Items listed in a dataset
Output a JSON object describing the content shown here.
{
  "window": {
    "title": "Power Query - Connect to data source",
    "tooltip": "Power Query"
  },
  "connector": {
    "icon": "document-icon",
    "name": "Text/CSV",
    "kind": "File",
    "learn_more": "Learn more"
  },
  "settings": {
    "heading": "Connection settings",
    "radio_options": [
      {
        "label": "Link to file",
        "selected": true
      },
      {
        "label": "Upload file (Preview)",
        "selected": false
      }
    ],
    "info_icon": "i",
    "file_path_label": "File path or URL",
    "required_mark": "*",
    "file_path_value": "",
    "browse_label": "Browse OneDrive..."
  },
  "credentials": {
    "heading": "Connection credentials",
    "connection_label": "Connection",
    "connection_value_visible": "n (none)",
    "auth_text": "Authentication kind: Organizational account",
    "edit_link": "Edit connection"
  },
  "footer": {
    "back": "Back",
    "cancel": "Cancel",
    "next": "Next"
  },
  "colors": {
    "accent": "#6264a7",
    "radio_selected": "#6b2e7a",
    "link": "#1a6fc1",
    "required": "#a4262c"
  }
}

> Directive
Search the data for "kind". Copy every matching line.

> Right answer
    "kind": "File",
    "auth_text": "Authentication kind: Organizational account",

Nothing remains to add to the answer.